GIVEN TASK: Gather all lines in the entries that include the word "чтобы".

= = = = =

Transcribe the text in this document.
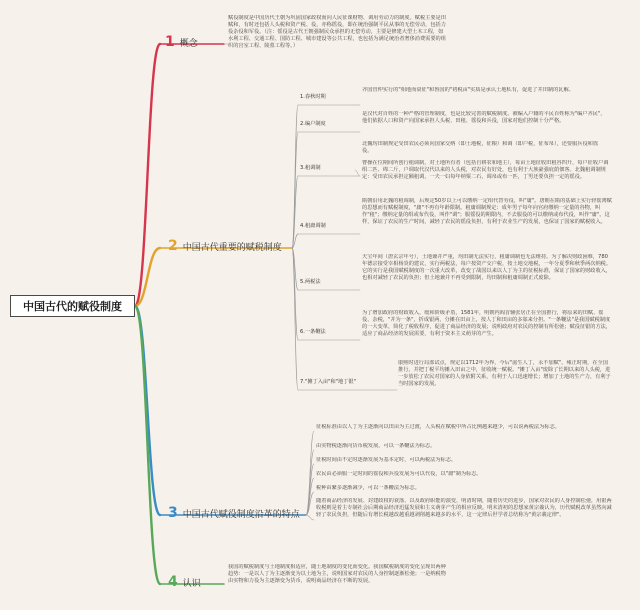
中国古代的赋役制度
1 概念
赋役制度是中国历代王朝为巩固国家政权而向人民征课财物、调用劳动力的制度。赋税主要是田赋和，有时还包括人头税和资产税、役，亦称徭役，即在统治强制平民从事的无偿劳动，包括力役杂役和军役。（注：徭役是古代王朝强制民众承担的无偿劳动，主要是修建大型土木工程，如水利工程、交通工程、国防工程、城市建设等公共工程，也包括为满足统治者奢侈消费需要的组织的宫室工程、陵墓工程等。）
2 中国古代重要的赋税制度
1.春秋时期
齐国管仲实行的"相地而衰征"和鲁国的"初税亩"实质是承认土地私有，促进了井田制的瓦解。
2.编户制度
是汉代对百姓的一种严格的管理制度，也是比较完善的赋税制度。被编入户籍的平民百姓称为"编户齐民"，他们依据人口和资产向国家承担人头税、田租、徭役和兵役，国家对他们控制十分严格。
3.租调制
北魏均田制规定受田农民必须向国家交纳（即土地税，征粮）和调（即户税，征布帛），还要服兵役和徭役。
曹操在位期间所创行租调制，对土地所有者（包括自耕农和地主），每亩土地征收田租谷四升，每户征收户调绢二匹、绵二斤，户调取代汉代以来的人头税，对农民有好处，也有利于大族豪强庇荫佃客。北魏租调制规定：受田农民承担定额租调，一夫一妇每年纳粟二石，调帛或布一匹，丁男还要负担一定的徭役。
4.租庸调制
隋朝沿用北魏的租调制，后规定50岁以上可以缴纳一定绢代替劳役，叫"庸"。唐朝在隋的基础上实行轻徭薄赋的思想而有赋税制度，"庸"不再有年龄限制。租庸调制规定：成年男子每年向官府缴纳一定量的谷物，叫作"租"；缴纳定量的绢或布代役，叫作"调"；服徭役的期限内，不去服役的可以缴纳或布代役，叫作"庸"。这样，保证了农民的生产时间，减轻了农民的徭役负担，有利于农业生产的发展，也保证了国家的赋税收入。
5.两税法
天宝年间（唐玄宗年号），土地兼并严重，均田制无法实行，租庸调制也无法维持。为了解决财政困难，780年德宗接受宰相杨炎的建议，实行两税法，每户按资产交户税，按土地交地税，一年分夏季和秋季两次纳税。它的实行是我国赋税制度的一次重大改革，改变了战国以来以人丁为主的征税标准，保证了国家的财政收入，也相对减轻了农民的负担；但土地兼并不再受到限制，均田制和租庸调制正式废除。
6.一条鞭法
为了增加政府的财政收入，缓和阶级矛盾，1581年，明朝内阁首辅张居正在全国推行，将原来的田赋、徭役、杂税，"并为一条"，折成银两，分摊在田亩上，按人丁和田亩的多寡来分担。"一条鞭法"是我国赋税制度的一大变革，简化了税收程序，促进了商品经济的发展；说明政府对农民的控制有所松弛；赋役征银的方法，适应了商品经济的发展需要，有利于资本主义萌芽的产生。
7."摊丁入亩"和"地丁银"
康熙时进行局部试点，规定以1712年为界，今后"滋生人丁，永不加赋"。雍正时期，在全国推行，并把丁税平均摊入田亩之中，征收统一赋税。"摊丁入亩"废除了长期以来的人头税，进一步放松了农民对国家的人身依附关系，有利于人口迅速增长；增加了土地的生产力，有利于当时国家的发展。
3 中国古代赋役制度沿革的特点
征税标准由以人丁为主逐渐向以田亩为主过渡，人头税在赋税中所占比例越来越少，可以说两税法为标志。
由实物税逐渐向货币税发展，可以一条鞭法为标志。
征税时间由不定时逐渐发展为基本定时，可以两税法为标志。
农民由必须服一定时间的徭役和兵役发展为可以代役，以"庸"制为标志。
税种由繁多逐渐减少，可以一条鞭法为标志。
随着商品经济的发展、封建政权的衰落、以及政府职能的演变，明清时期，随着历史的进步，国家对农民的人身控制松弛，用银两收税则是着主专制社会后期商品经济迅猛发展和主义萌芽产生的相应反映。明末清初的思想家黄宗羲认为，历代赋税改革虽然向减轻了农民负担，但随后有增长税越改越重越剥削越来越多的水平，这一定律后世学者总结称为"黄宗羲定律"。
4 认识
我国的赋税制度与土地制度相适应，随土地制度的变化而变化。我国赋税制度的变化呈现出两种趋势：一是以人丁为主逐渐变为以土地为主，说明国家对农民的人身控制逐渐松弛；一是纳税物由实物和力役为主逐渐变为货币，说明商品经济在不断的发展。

= = = = =

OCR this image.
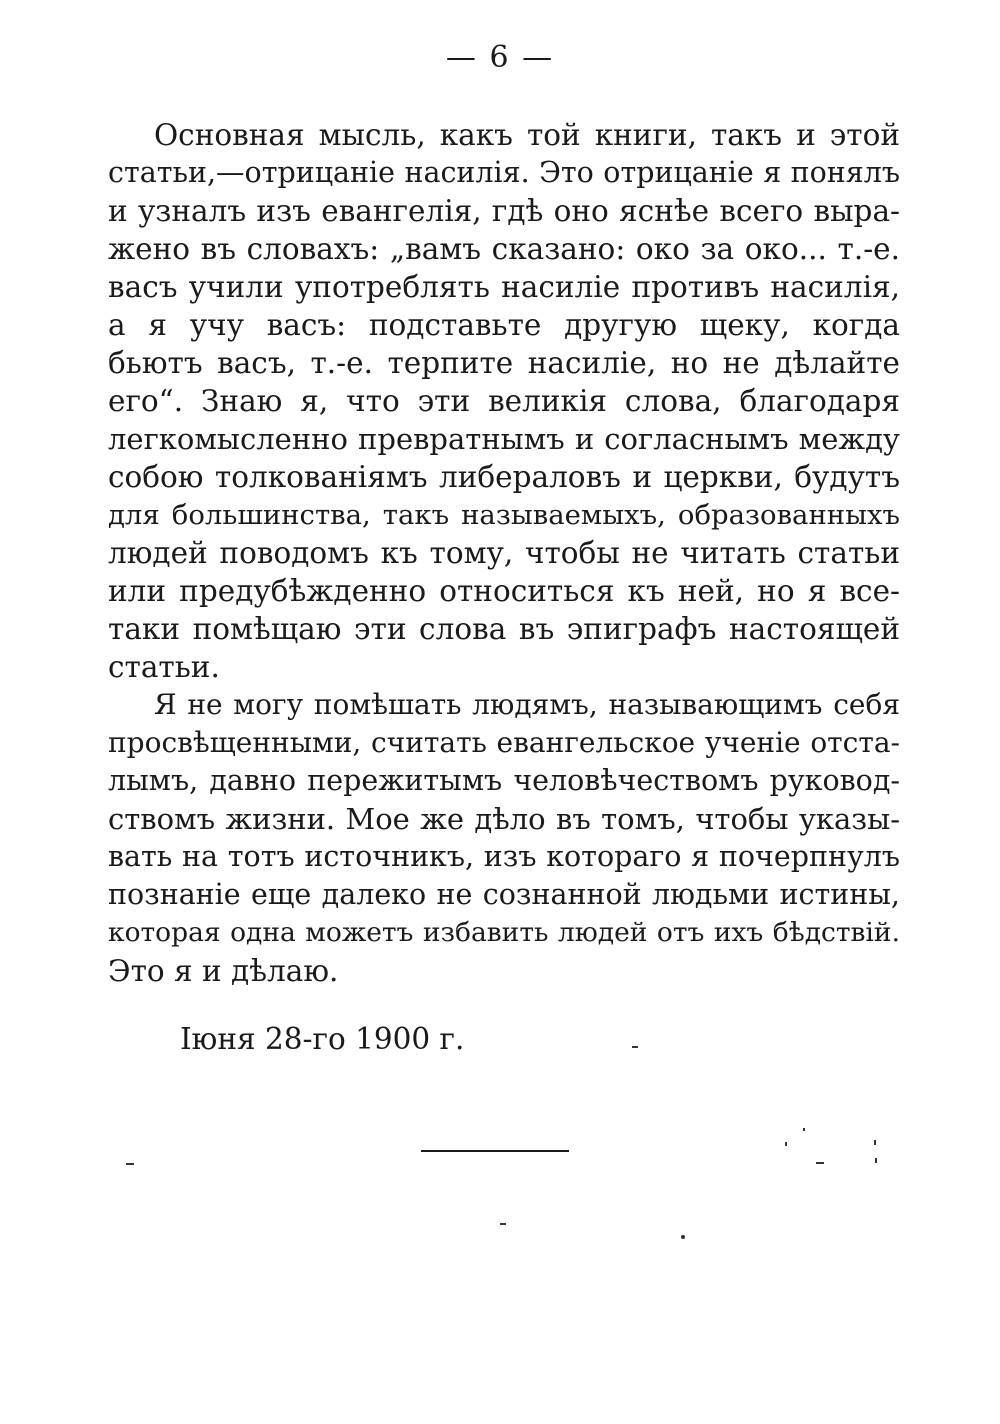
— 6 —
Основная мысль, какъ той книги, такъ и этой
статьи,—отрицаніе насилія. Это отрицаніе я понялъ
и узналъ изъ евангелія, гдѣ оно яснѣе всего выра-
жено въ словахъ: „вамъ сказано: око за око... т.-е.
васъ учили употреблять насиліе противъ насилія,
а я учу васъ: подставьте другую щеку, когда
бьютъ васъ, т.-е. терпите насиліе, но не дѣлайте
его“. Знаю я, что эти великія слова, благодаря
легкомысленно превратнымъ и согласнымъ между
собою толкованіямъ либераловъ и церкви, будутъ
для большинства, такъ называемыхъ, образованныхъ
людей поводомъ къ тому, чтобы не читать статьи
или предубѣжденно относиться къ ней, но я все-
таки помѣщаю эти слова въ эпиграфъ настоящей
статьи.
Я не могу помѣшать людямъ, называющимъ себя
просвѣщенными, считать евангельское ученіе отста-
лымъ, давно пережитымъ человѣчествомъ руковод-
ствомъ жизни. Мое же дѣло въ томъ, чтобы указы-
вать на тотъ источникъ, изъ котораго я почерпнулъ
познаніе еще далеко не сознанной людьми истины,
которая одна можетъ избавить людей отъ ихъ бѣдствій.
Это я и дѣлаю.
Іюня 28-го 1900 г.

= = = = =

THE RESPONSE:
людей поводомъ къ тому, чтобы не читать статьи
ствомъ жизни. Мое же дѣло въ томъ, чтобы указы-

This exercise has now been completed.